• _STATED PROBLEM_
Copy out the entries in full and with complete accuracy; pictures are excluded.

• _SUPPLIED INFORMATION_
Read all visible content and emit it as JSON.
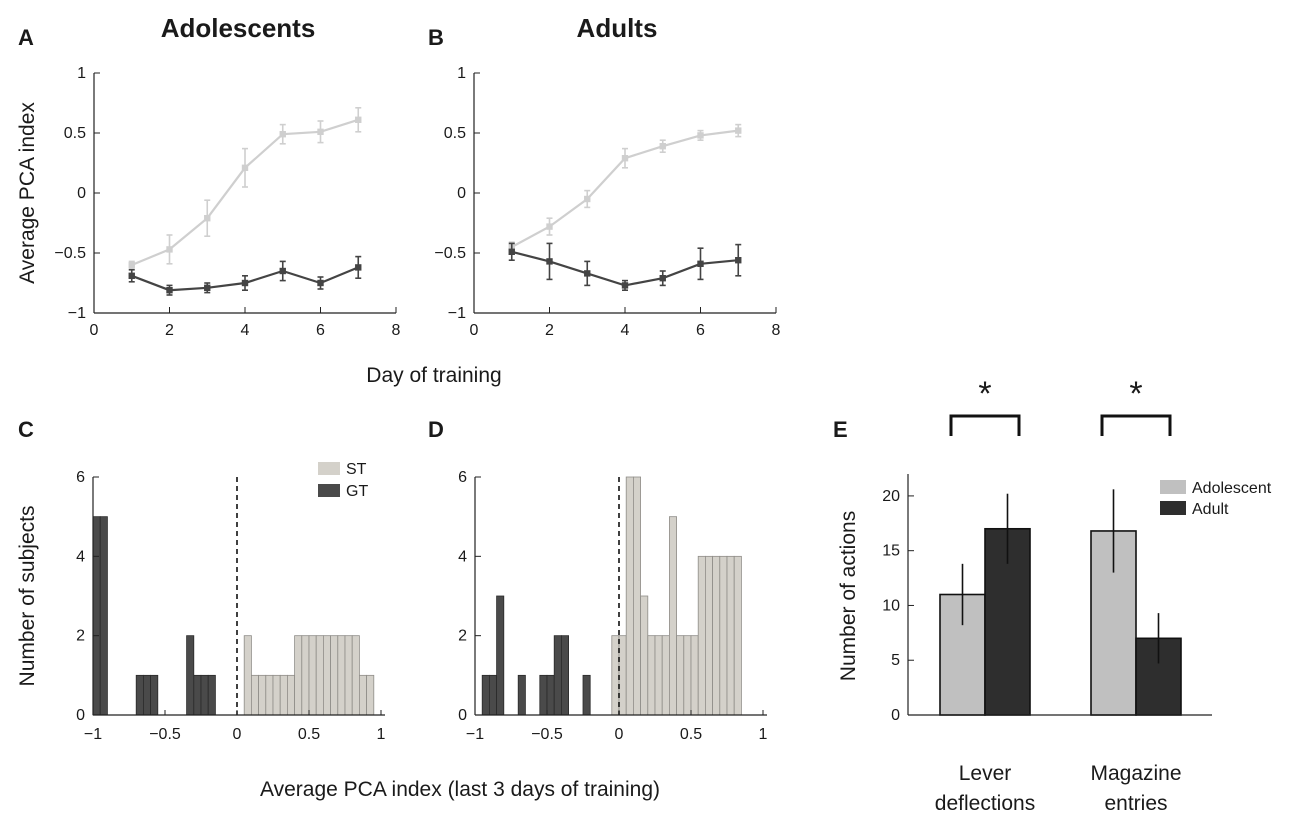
{
  "colors": {
    "adolescent_bar": "#c0c0c0",
    "adult_bar": "#2e2e2e",
    "st": "#d4d1ca",
    "gt": "#4a4a4a",
    "line_st": "#cfcfcf",
    "line_gt": "#444444"
  },
  "labels": {
    "shared_x_top": "Day of training",
    "shared_x_bottom": "Average PCA index (last 3 days of training)"
  },
  "chart_data": [
    {
      "id": "A",
      "letter": "A",
      "type": "line",
      "title": "Adolescents",
      "ylabel": "Average PCA index",
      "xlabel": "Day of training",
      "xlim": [
        0,
        8
      ],
      "ylim": [
        -1,
        1
      ],
      "xticks": [
        "0",
        "2",
        "4",
        "6",
        "8"
      ],
      "yticks": [
        "−1",
        "−0.5",
        "0",
        "0.5",
        "1"
      ],
      "x": [
        1,
        2,
        3,
        4,
        5,
        6,
        7
      ],
      "series": [
        {
          "name": "ST",
          "values": [
            -0.6,
            -0.47,
            -0.21,
            0.21,
            0.49,
            0.51,
            0.61
          ],
          "errors": [
            0.03,
            0.12,
            0.15,
            0.16,
            0.08,
            0.09,
            0.1
          ]
        },
        {
          "name": "GT",
          "values": [
            -0.69,
            -0.81,
            -0.79,
            -0.75,
            -0.65,
            -0.75,
            -0.62
          ],
          "errors": [
            0.05,
            0.04,
            0.04,
            0.06,
            0.08,
            0.05,
            0.09
          ]
        }
      ]
    },
    {
      "id": "B",
      "letter": "B",
      "type": "line",
      "title": "Adults",
      "ylabel": "",
      "xlabel": "Day of training",
      "xlim": [
        0,
        8
      ],
      "ylim": [
        -1,
        1
      ],
      "xticks": [
        "0",
        "2",
        "4",
        "6",
        "8"
      ],
      "yticks": [
        "−1",
        "−0.5",
        "0",
        "0.5",
        "1"
      ],
      "x": [
        1,
        2,
        3,
        4,
        5,
        6,
        7
      ],
      "series": [
        {
          "name": "ST",
          "values": [
            -0.45,
            -0.28,
            -0.05,
            0.29,
            0.39,
            0.48,
            0.52
          ],
          "errors": [
            0.04,
            0.07,
            0.07,
            0.08,
            0.05,
            0.04,
            0.05
          ]
        },
        {
          "name": "GT",
          "values": [
            -0.49,
            -0.57,
            -0.67,
            -0.77,
            -0.71,
            -0.59,
            -0.56
          ],
          "errors": [
            0.07,
            0.15,
            0.1,
            0.04,
            0.06,
            0.13,
            0.13
          ]
        }
      ]
    },
    {
      "id": "C",
      "letter": "C",
      "type": "bar",
      "subtype": "histogram",
      "title": "",
      "ylabel": "Number of subjects",
      "xlabel": "Average PCA index (last 3 days of training)",
      "xlim": [
        -1,
        1
      ],
      "ylim": [
        0,
        6
      ],
      "xticks": [
        "−1",
        "−0.5",
        "0",
        "0.5",
        "1"
      ],
      "yticks": [
        "0",
        "2",
        "4",
        "6"
      ],
      "bin_width": 0.05,
      "threshold": 0,
      "legend": [
        {
          "name": "ST"
        },
        {
          "name": "GT"
        }
      ],
      "series": [
        {
          "name": "GT",
          "bins": [
            [
              -1.0,
              5
            ],
            [
              -0.95,
              5
            ],
            [
              -0.7,
              1
            ],
            [
              -0.65,
              1
            ],
            [
              -0.6,
              1
            ],
            [
              -0.35,
              2
            ],
            [
              -0.3,
              1
            ],
            [
              -0.25,
              1
            ],
            [
              -0.2,
              1
            ]
          ]
        },
        {
          "name": "ST",
          "bins": [
            [
              0.05,
              2
            ],
            [
              0.1,
              1
            ],
            [
              0.15,
              1
            ],
            [
              0.2,
              1
            ],
            [
              0.25,
              1
            ],
            [
              0.3,
              1
            ],
            [
              0.35,
              1
            ],
            [
              0.4,
              2
            ],
            [
              0.45,
              2
            ],
            [
              0.5,
              2
            ],
            [
              0.55,
              2
            ],
            [
              0.6,
              2
            ],
            [
              0.65,
              2
            ],
            [
              0.7,
              2
            ],
            [
              0.75,
              2
            ],
            [
              0.8,
              2
            ],
            [
              0.85,
              1
            ],
            [
              0.9,
              1
            ]
          ]
        }
      ]
    },
    {
      "id": "D",
      "letter": "D",
      "type": "bar",
      "subtype": "histogram",
      "title": "",
      "ylabel": "",
      "xlabel": "Average PCA index (last 3 days of training)",
      "xlim": [
        -1,
        1
      ],
      "ylim": [
        0,
        6
      ],
      "xticks": [
        "−1",
        "−0.5",
        "0",
        "0.5",
        "1"
      ],
      "yticks": [
        "0",
        "2",
        "4",
        "6"
      ],
      "bin_width": 0.05,
      "threshold": 0,
      "series": [
        {
          "name": "GT",
          "bins": [
            [
              -0.95,
              1
            ],
            [
              -0.9,
              1
            ],
            [
              -0.85,
              3
            ],
            [
              -0.7,
              1
            ],
            [
              -0.55,
              1
            ],
            [
              -0.5,
              1
            ],
            [
              -0.45,
              2
            ],
            [
              -0.4,
              2
            ],
            [
              -0.25,
              1
            ]
          ]
        },
        {
          "name": "ST",
          "bins": [
            [
              -0.05,
              2
            ],
            [
              0.0,
              2
            ],
            [
              0.05,
              6
            ],
            [
              0.1,
              6
            ],
            [
              0.15,
              3
            ],
            [
              0.2,
              2
            ],
            [
              0.25,
              2
            ],
            [
              0.3,
              2
            ],
            [
              0.35,
              5
            ],
            [
              0.4,
              2
            ],
            [
              0.45,
              2
            ],
            [
              0.5,
              2
            ],
            [
              0.55,
              4
            ],
            [
              0.6,
              4
            ],
            [
              0.65,
              4
            ],
            [
              0.7,
              4
            ],
            [
              0.75,
              4
            ],
            [
              0.8,
              4
            ]
          ]
        }
      ]
    },
    {
      "id": "E",
      "letter": "E",
      "type": "bar",
      "title": "",
      "ylabel": "Number of actions",
      "xlabel": "",
      "ylim": [
        0,
        22
      ],
      "yticks": [
        "0",
        "5",
        "10",
        "15",
        "20"
      ],
      "categories": [
        [
          "Lever",
          "deflections"
        ],
        [
          "Magazine",
          "entries"
        ]
      ],
      "series": [
        {
          "name": "Adolescent",
          "values": [
            11,
            16.8
          ],
          "errors": [
            2.8,
            3.8
          ]
        },
        {
          "name": "Adult",
          "values": [
            17,
            7
          ],
          "errors": [
            3.2,
            2.3
          ]
        }
      ],
      "significance": [
        "*",
        "*"
      ]
    }
  ]
}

• _RESPONSE TO THE TASK_
Read all visible content and emit it as JSON.
{
  "colors": {
    "adolescent_bar": "#c0c0c0",
    "adult_bar": "#2e2e2e",
    "st": "#d4d1ca",
    "gt": "#4a4a4a",
    "line_st": "#cfcfcf",
    "line_gt": "#444444"
  },
  "labels": {
    "shared_x_top": "Day of training",
    "shared_x_bottom": "Average PCA index (last 3 days of training)"
  },
  "chart_data": [
    {
      "id": "A",
      "letter": "A",
      "type": "line",
      "title": "Adolescents",
      "ylabel": "Average PCA index",
      "xlabel": "Day of training",
      "xlim": [
        0,
        8
      ],
      "ylim": [
        -1,
        1
      ],
      "xticks": [
        "0",
        "2",
        "4",
        "6",
        "8"
      ],
      "yticks": [
        "−1",
        "−0.5",
        "0",
        "0.5",
        "1"
      ],
      "x": [
        1,
        2,
        3,
        4,
        5,
        6,
        7
      ],
      "series": [
        {
          "name": "ST",
          "values": [
            -0.6,
            -0.47,
            -0.21,
            0.21,
            0.49,
            0.51,
            0.61
          ],
          "errors": [
            0.03,
            0.12,
            0.15,
            0.16,
            0.08,
            0.09,
            0.1
          ]
        },
        {
          "name": "GT",
          "values": [
            -0.69,
            -0.81,
            -0.79,
            -0.75,
            -0.65,
            -0.75,
            -0.62
          ],
          "errors": [
            0.05,
            0.04,
            0.04,
            0.06,
            0.08,
            0.05,
            0.09
          ]
        }
      ]
    },
    {
      "id": "B",
      "letter": "B",
      "type": "line",
      "title": "Adults",
      "ylabel": "",
      "xlabel": "Day of training",
      "xlim": [
        0,
        8
      ],
      "ylim": [
        -1,
        1
      ],
      "xticks": [
        "0",
        "2",
        "4",
        "6",
        "8"
      ],
      "yticks": [
        "−1",
        "−0.5",
        "0",
        "0.5",
        "1"
      ],
      "x": [
        1,
        2,
        3,
        4,
        5,
        6,
        7
      ],
      "series": [
        {
          "name": "ST",
          "values": [
            -0.45,
            -0.28,
            -0.05,
            0.29,
            0.39,
            0.48,
            0.52
          ],
          "errors": [
            0.04,
            0.07,
            0.07,
            0.08,
            0.05,
            0.04,
            0.05
          ]
        },
        {
          "name": "GT",
          "values": [
            -0.49,
            -0.57,
            -0.67,
            -0.77,
            -0.71,
            -0.59,
            -0.56
          ],
          "errors": [
            0.07,
            0.15,
            0.1,
            0.04,
            0.06,
            0.13,
            0.13
          ]
        }
      ]
    },
    {
      "id": "C",
      "letter": "C",
      "type": "bar",
      "subtype": "histogram",
      "title": "",
      "ylabel": "Number of subjects",
      "xlabel": "Average PCA index (last 3 days of training)",
      "xlim": [
        -1,
        1
      ],
      "ylim": [
        0,
        6
      ],
      "xticks": [
        "−1",
        "−0.5",
        "0",
        "0.5",
        "1"
      ],
      "yticks": [
        "0",
        "2",
        "4",
        "6"
      ],
      "bin_width": 0.05,
      "threshold": 0,
      "legend": [
        {
          "name": "ST"
        },
        {
          "name": "GT"
        }
      ],
      "series": [
        {
          "name": "GT",
          "bins": [
            [
              -1.0,
              5
            ],
            [
              -0.95,
              5
            ],
            [
              -0.7,
              1
            ],
            [
              -0.65,
              1
            ],
            [
              -0.6,
              1
            ],
            [
              -0.35,
              2
            ],
            [
              -0.3,
              1
            ],
            [
              -0.25,
              1
            ],
            [
              -0.2,
              1
            ]
          ]
        },
        {
          "name": "ST",
          "bins": [
            [
              0.05,
              2
            ],
            [
              0.1,
              1
            ],
            [
              0.15,
              1
            ],
            [
              0.2,
              1
            ],
            [
              0.25,
              1
            ],
            [
              0.3,
              1
            ],
            [
              0.35,
              1
            ],
            [
              0.4,
              2
            ],
            [
              0.45,
              2
            ],
            [
              0.5,
              2
            ],
            [
              0.55,
              2
            ],
            [
              0.6,
              2
            ],
            [
              0.65,
              2
            ],
            [
              0.7,
              2
            ],
            [
              0.75,
              2
            ],
            [
              0.8,
              2
            ],
            [
              0.85,
              1
            ],
            [
              0.9,
              1
            ]
          ]
        }
      ]
    },
    {
      "id": "D",
      "letter": "D",
      "type": "bar",
      "subtype": "histogram",
      "title": "",
      "ylabel": "",
      "xlabel": "Average PCA index (last 3 days of training)",
      "xlim": [
        -1,
        1
      ],
      "ylim": [
        0,
        6
      ],
      "xticks": [
        "−1",
        "−0.5",
        "0",
        "0.5",
        "1"
      ],
      "yticks": [
        "0",
        "2",
        "4",
        "6"
      ],
      "bin_width": 0.05,
      "threshold": 0,
      "series": [
        {
          "name": "GT",
          "bins": [
            [
              -0.95,
              1
            ],
            [
              -0.9,
              1
            ],
            [
              -0.85,
              3
            ],
            [
              -0.7,
              1
            ],
            [
              -0.55,
              1
            ],
            [
              -0.5,
              1
            ],
            [
              -0.45,
              2
            ],
            [
              -0.4,
              2
            ],
            [
              -0.25,
              1
            ]
          ]
        },
        {
          "name": "ST",
          "bins": [
            [
              -0.05,
              2
            ],
            [
              0.0,
              2
            ],
            [
              0.05,
              6
            ],
            [
              0.1,
              6
            ],
            [
              0.15,
              3
            ],
            [
              0.2,
              2
            ],
            [
              0.25,
              2
            ],
            [
              0.3,
              2
            ],
            [
              0.35,
              5
            ],
            [
              0.4,
              2
            ],
            [
              0.45,
              2
            ],
            [
              0.5,
              2
            ],
            [
              0.55,
              4
            ],
            [
              0.6,
              4
            ],
            [
              0.65,
              4
            ],
            [
              0.7,
              4
            ],
            [
              0.75,
              4
            ],
            [
              0.8,
              4
            ]
          ]
        }
      ]
    },
    {
      "id": "E",
      "letter": "E",
      "type": "bar",
      "title": "",
      "ylabel": "Number of actions",
      "xlabel": "",
      "ylim": [
        0,
        22
      ],
      "yticks": [
        "0",
        "5",
        "10",
        "15",
        "20"
      ],
      "categories": [
        [
          "Lever",
          "deflections"
        ],
        [
          "Magazine",
          "entries"
        ]
      ],
      "series": [
        {
          "name": "Adolescent",
          "values": [
            11,
            16.8
          ],
          "errors": [
            2.8,
            3.8
          ]
        },
        {
          "name": "Adult",
          "values": [
            17,
            7
          ],
          "errors": [
            3.2,
            2.3
          ]
        }
      ],
      "significance": [
        "*",
        "*"
      ]
    }
  ]
}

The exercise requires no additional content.